INPUT DATA =
========

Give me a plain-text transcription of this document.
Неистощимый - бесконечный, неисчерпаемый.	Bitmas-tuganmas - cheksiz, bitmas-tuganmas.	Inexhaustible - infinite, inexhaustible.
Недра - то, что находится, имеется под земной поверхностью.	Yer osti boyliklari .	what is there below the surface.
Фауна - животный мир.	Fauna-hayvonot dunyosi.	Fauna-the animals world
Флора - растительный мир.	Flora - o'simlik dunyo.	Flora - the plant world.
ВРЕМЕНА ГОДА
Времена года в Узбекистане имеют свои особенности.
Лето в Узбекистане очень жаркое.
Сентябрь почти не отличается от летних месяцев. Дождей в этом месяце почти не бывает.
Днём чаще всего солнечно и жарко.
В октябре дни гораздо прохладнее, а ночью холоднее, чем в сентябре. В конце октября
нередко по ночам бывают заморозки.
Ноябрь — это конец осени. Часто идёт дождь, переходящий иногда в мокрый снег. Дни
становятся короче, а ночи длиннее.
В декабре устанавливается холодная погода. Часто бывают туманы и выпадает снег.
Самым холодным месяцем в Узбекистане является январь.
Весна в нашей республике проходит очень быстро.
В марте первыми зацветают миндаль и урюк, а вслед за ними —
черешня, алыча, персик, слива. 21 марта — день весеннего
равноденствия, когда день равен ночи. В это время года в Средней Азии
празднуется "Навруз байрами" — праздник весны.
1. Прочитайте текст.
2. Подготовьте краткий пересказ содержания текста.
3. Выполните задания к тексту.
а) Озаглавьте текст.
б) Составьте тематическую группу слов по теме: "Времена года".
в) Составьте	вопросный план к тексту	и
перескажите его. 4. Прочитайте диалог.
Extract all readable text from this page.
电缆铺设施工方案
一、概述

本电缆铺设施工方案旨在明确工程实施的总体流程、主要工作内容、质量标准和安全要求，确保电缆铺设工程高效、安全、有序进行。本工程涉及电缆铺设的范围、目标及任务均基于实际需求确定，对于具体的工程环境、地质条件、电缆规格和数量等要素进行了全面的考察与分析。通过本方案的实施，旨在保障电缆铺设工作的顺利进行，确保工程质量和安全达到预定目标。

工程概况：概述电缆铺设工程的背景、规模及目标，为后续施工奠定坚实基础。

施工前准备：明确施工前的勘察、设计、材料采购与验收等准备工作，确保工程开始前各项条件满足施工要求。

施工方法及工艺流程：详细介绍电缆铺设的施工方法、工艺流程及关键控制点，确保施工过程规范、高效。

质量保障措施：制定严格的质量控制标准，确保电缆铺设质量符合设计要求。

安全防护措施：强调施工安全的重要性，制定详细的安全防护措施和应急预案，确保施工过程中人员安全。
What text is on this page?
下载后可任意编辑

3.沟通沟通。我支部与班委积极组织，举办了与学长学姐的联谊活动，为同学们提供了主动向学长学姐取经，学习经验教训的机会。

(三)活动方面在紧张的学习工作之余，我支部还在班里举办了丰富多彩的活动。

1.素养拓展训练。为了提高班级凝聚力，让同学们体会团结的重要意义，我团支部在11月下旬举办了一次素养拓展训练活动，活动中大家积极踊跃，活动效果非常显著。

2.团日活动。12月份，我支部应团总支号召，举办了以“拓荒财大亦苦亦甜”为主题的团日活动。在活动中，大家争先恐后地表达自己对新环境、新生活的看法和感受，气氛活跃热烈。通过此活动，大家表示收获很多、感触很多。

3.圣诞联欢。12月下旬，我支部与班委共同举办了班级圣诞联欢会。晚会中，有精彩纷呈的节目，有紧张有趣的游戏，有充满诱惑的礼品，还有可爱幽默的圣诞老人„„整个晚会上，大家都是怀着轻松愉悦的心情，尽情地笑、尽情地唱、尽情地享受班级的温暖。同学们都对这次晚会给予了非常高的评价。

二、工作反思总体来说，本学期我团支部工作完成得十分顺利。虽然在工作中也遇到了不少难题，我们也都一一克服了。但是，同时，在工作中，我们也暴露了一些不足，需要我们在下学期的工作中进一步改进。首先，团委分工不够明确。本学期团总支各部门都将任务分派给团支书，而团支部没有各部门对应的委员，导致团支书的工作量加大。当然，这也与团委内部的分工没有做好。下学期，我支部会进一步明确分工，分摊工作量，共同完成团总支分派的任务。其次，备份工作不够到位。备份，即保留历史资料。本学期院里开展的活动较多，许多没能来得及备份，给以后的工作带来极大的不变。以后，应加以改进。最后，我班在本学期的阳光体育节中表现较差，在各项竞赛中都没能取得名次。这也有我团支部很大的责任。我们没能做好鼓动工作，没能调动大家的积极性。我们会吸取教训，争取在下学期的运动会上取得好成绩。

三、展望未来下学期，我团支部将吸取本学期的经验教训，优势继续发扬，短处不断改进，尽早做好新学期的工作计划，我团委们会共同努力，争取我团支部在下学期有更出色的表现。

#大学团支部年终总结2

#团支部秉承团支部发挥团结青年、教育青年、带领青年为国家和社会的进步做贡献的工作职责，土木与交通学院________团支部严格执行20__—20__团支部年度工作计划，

========

PROBLEM = Determine how many lines of the data contain the word "снег", and reply with that number only.

ANSWER TO THIS PROBLEM = 2